++++ Data rows ++++
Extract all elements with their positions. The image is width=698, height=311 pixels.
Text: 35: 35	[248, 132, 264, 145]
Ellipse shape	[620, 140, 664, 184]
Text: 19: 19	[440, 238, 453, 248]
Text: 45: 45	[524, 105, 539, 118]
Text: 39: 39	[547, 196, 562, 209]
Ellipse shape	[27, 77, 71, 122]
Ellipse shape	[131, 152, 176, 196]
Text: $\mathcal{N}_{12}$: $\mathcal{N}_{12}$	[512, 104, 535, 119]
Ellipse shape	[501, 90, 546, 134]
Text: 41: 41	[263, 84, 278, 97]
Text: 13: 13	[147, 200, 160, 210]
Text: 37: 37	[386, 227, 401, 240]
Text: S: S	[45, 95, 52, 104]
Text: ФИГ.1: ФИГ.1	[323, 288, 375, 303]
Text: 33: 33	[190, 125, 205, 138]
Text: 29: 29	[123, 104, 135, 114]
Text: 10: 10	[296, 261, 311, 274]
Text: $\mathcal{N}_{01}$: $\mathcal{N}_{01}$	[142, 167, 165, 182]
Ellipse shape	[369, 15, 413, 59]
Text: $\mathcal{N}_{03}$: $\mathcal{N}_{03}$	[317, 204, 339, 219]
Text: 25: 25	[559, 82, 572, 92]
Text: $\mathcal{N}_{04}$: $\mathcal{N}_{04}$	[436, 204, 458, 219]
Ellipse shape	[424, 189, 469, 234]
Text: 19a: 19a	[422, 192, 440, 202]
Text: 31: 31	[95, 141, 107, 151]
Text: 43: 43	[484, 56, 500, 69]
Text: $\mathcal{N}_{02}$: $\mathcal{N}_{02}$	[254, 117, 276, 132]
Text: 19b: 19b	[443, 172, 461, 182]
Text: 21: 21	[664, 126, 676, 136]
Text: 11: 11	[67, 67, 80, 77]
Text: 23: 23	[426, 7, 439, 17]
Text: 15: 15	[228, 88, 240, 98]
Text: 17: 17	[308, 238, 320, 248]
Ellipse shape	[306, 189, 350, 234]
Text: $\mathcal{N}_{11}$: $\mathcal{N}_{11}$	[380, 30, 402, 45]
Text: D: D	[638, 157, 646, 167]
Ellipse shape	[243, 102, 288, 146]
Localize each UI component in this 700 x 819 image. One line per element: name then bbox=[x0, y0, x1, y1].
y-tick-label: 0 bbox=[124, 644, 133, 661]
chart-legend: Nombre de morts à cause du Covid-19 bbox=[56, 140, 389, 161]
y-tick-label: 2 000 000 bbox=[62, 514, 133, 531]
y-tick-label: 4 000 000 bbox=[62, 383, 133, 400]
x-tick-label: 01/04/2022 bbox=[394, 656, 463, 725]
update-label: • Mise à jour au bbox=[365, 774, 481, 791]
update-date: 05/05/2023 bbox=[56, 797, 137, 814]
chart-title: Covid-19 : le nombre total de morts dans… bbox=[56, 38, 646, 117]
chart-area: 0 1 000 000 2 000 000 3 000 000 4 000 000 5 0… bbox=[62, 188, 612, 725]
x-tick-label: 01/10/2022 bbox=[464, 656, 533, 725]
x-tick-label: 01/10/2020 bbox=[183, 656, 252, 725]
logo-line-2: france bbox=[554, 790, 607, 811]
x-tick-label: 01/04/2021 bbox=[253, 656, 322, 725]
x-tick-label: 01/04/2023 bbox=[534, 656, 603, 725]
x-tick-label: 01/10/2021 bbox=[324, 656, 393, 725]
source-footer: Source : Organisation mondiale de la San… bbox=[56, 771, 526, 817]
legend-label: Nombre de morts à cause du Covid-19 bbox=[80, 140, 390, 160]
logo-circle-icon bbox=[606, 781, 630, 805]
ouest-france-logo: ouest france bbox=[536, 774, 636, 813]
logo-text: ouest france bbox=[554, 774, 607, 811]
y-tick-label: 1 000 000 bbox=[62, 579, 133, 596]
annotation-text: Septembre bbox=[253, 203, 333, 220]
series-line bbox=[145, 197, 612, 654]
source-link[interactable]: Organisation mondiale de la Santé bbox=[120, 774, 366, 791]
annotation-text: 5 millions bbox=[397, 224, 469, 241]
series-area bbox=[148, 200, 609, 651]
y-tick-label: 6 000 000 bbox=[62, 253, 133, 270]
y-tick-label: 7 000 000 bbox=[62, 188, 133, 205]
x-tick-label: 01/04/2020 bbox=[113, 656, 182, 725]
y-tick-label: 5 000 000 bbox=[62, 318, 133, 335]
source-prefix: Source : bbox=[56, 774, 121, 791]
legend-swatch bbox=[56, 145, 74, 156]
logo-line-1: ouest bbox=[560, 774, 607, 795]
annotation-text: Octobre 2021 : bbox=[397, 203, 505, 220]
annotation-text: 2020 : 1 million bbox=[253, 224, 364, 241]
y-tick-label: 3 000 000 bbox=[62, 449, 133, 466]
++++
Given request
Copy every line of the entries above without changing a single character.

Result of the task
Extract all elements with their positions. The image is width=698, height=311 pixels.
Text: 35: 35	[248, 132, 264, 145]
Ellipse shape	[620, 140, 664, 184]
Text: 19: 19	[440, 238, 453, 248]
Text: 45: 45	[524, 105, 539, 118]
Text: 39: 39	[547, 196, 562, 209]
Ellipse shape	[27, 77, 71, 122]
Ellipse shape	[131, 152, 176, 196]
Text: $\mathcal{N}_{12}$: $\mathcal{N}_{12}$	[512, 104, 535, 119]
Ellipse shape	[501, 90, 546, 134]
Text: 41: 41	[263, 84, 278, 97]
Text: 13: 13	[147, 200, 160, 210]
Text: 37: 37	[386, 227, 401, 240]
Text: S: S	[45, 95, 52, 104]
Text: ФИГ.1: ФИГ.1	[323, 288, 375, 303]
Text: 33: 33	[190, 125, 205, 138]
Text: 29: 29	[123, 104, 135, 114]
Text: 10: 10	[296, 261, 311, 274]
Text: $\mathcal{N}_{01}$: $\mathcal{N}_{01}$	[142, 167, 165, 182]
Ellipse shape	[369, 15, 413, 59]
Text: $\mathcal{N}_{03}$: $\mathcal{N}_{03}$	[317, 204, 339, 219]
Text: 25: 25	[559, 82, 572, 92]
Text: $\mathcal{N}_{04}$: $\mathcal{N}_{04}$	[436, 204, 458, 219]
Ellipse shape	[424, 189, 469, 234]
Text: 19a: 19a	[422, 192, 440, 202]
Text: 31: 31	[95, 141, 107, 151]
Text: 43: 43	[484, 56, 500, 69]
Text: $\mathcal{N}_{02}$: $\mathcal{N}_{02}$	[254, 117, 276, 132]
Text: 19b: 19b	[443, 172, 461, 182]
Text: 21: 21	[664, 126, 676, 136]
Text: 11: 11	[67, 67, 80, 77]
Text: 23: 23	[426, 7, 439, 17]
Text: 15: 15	[228, 88, 240, 98]
Text: 17: 17	[308, 238, 320, 248]
Ellipse shape	[306, 189, 350, 234]
Text: $\mathcal{N}_{11}$: $\mathcal{N}_{11}$	[380, 30, 402, 45]
Text: D: D	[638, 157, 646, 167]
Ellipse shape	[243, 102, 288, 146]
Localize each UI component in this 700 x 819 image. One line per element: name then bbox=[x0, y0, x1, y1].
y-tick-label: 0 bbox=[124, 644, 133, 661]
chart-legend: Nombre de morts à cause du Covid-19 bbox=[56, 140, 389, 161]
y-tick-label: 2 000 000 bbox=[62, 514, 133, 531]
y-tick-label: 4 000 000 bbox=[62, 383, 133, 400]
x-tick-label: 01/04/2022 bbox=[394, 656, 463, 725]
update-label: • Mise à jour au bbox=[365, 774, 481, 791]
update-date: 05/05/2023 bbox=[56, 797, 137, 814]
chart-title: Covid-19 : le nombre total de morts dans… bbox=[56, 38, 646, 117]
chart-area: 0 1 000 000 2 000 000 3 000 000 4 000 000 5 0… bbox=[62, 188, 612, 725]
x-tick-label: 01/10/2022 bbox=[464, 656, 533, 725]
x-tick-label: 01/10/2020 bbox=[183, 656, 252, 725]
logo-line-2: france bbox=[554, 790, 607, 811]
x-tick-label: 01/04/2021 bbox=[253, 656, 322, 725]
x-tick-label: 01/04/2023 bbox=[534, 656, 603, 725]
x-tick-label: 01/10/2021 bbox=[324, 656, 393, 725]
source-footer: Source : Organisation mondiale de la San… bbox=[56, 771, 526, 817]
legend-label: Nombre de morts à cause du Covid-19 bbox=[80, 140, 390, 160]
logo-circle-icon bbox=[606, 781, 630, 805]
ouest-france-logo: ouest france bbox=[536, 774, 636, 813]
logo-text: ouest france bbox=[554, 774, 607, 811]
y-tick-label: 1 000 000 bbox=[62, 579, 133, 596]
annotation-text: Septembre bbox=[253, 203, 333, 220]
series-line bbox=[145, 197, 612, 654]
source-link[interactable]: Organisation mondiale de la Santé bbox=[120, 774, 366, 791]
annotation-text: 5 millions bbox=[397, 224, 469, 241]
series-area bbox=[148, 200, 609, 651]
y-tick-label: 6 000 000 bbox=[62, 253, 133, 270]
y-tick-label: 7 000 000 bbox=[62, 188, 133, 205]
x-tick-label: 01/04/2020 bbox=[113, 656, 182, 725]
y-tick-label: 5 000 000 bbox=[62, 318, 133, 335]
source-prefix: Source : bbox=[56, 774, 121, 791]
legend-swatch bbox=[56, 145, 74, 156]
logo-line-1: ouest bbox=[560, 774, 607, 795]
annotation-text: Octobre 2021 : bbox=[397, 203, 505, 220]
annotation-text: 2020 : 1 million bbox=[253, 224, 364, 241]
y-tick-label: 3 000 000 bbox=[62, 449, 133, 466]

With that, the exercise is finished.